SET EXERCISE
Repeat, exactly and completely, the entries shown underneath.

DATA TO PROCESS
◇ ◇ ◇ ◇ ◇ ◇ ◇
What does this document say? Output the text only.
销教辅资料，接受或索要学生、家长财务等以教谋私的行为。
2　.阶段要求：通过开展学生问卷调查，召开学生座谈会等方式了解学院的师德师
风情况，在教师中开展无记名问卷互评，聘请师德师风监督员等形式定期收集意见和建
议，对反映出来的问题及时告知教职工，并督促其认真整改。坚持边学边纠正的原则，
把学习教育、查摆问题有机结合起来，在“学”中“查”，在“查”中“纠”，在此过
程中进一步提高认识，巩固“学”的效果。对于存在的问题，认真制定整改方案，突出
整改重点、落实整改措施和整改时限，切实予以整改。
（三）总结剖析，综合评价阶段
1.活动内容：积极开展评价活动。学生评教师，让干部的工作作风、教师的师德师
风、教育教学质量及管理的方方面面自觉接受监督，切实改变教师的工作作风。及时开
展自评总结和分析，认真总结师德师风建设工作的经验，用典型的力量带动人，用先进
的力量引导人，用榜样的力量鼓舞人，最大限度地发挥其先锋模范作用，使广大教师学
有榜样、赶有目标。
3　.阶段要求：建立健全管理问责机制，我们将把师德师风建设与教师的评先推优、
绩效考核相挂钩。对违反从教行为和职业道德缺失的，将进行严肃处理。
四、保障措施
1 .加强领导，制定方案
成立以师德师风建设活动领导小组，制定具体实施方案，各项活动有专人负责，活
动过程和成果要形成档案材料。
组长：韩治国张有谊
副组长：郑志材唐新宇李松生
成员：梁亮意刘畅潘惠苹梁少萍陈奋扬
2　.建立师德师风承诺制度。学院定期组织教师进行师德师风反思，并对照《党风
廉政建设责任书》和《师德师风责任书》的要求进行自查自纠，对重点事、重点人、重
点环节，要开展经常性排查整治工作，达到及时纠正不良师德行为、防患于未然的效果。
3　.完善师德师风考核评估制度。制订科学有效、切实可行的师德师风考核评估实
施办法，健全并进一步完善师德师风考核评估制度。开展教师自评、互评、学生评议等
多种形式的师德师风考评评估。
◇ ◇ ◇ ◇ ◇ ◇ ◇
RESPONSE TO THIS EXERCISE
What does this document say? Output the text only.
销教辅资料，接受或索要学生、家长财务等以教谋私的行为。
2　.阶段要求：通过开展学生问卷调查，召开学生座谈会等方式了解学院的师德师
风情况，在教师中开展无记名问卷互评，聘请师德师风监督员等形式定期收集意见和建
议，对反映出来的问题及时告知教职工，并督促其认真整改。坚持边学边纠正的原则，
把学习教育、查摆问题有机结合起来，在“学”中“查”，在“查”中“纠”，在此过
程中进一步提高认识，巩固“学”的效果。对于存在的问题，认真制定整改方案，突出
整改重点、落实整改措施和整改时限，切实予以整改。
（三）总结剖析，综合评价阶段
1.活动内容：积极开展评价活动。学生评教师，让干部的工作作风、教师的师德师
风、教育教学质量及管理的方方面面自觉接受监督，切实改变教师的工作作风。及时开
展自评总结和分析，认真总结师德师风建设工作的经验，用典型的力量带动人，用先进
的力量引导人，用榜样的力量鼓舞人，最大限度地发挥其先锋模范作用，使广大教师学
有榜样、赶有目标。
3　.阶段要求：建立健全管理问责机制，我们将把师德师风建设与教师的评先推优、
绩效考核相挂钩。对违反从教行为和职业道德缺失的，将进行严肃处理。
四、保障措施
1 .加强领导，制定方案
成立以师德师风建设活动领导小组，制定具体实施方案，各项活动有专人负责，活
动过程和成果要形成档案材料。
组长：韩治国张有谊
副组长：郑志材唐新宇李松生
成员：梁亮意刘畅潘惠苹梁少萍陈奋扬
2　.建立师德师风承诺制度。学院定期组织教师进行师德师风反思，并对照《党风
廉政建设责任书》和《师德师风责任书》的要求进行自查自纠，对重点事、重点人、重
点环节，要开展经常性排查整治工作，达到及时纠正不良师德行为、防患于未然的效果。
3　.完善师德师风考核评估制度。制订科学有效、切实可行的师德师风考核评估实
施办法，健全并进一步完善师德师风考核评估制度。开展教师自评、互评、学生评议等
多种形式的师德师风考评评估。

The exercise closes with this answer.